Start of Extracted records

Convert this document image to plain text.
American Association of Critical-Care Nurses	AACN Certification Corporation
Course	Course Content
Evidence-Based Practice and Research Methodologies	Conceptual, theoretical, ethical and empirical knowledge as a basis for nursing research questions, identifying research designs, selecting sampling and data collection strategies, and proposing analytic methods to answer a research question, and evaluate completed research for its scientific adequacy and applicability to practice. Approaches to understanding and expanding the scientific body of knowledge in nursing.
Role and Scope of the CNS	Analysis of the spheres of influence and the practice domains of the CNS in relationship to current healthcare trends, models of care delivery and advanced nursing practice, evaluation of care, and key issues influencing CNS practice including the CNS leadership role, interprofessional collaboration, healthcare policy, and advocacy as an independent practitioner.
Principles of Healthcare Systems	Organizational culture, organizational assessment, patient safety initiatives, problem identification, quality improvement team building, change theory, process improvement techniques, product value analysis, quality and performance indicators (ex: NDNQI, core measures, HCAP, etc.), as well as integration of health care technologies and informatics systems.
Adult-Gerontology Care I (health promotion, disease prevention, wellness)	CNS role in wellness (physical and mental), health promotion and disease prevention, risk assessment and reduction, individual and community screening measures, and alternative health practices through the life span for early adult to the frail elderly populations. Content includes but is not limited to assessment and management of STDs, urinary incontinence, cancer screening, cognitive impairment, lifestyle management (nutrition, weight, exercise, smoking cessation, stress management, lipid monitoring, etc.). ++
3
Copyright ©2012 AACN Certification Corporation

End of Extracted records

• [Problem to work on]:
Restate the whole listing exactly, leaving out nothing.

• [Answer to the task]:
Convert this document image to plain text.
American Association of Critical-Care Nurses	AACN Certification Corporation
Course	Course Content
Evidence-Based Practice and Research Methodologies	Conceptual, theoretical, ethical and empirical knowledge as a basis for nursing research questions, identifying research designs, selecting sampling and data collection strategies, and proposing analytic methods to answer a research question, and evaluate completed research for its scientific adequacy and applicability to practice. Approaches to understanding and expanding the scientific body of knowledge in nursing.
Role and Scope of the CNS	Analysis of the spheres of influence and the practice domains of the CNS in relationship to current healthcare trends, models of care delivery and advanced nursing practice, evaluation of care, and key issues influencing CNS practice including the CNS leadership role, interprofessional collaboration, healthcare policy, and advocacy as an independent practitioner.
Principles of Healthcare Systems	Organizational culture, organizational assessment, patient safety initiatives, problem identification, quality improvement team building, change theory, process improvement techniques, product value analysis, quality and performance indicators (ex: NDNQI, core measures, HCAP, etc.), as well as integration of health care technologies and informatics systems.
Adult-Gerontology Care I (health promotion, disease prevention, wellness)	CNS role in wellness (physical and mental), health promotion and disease prevention, risk assessment and reduction, individual and community screening measures, and alternative health practices through the life span for early adult to the frail elderly populations. Content includes but is not limited to assessment and management of STDs, urinary incontinence, cancer screening, cognitive impairment, lifestyle management (nutrition, weight, exercise, smoking cessation, stress management, lipid monitoring, etc.). ++
3
Copyright ©2012 AACN Certification Corporation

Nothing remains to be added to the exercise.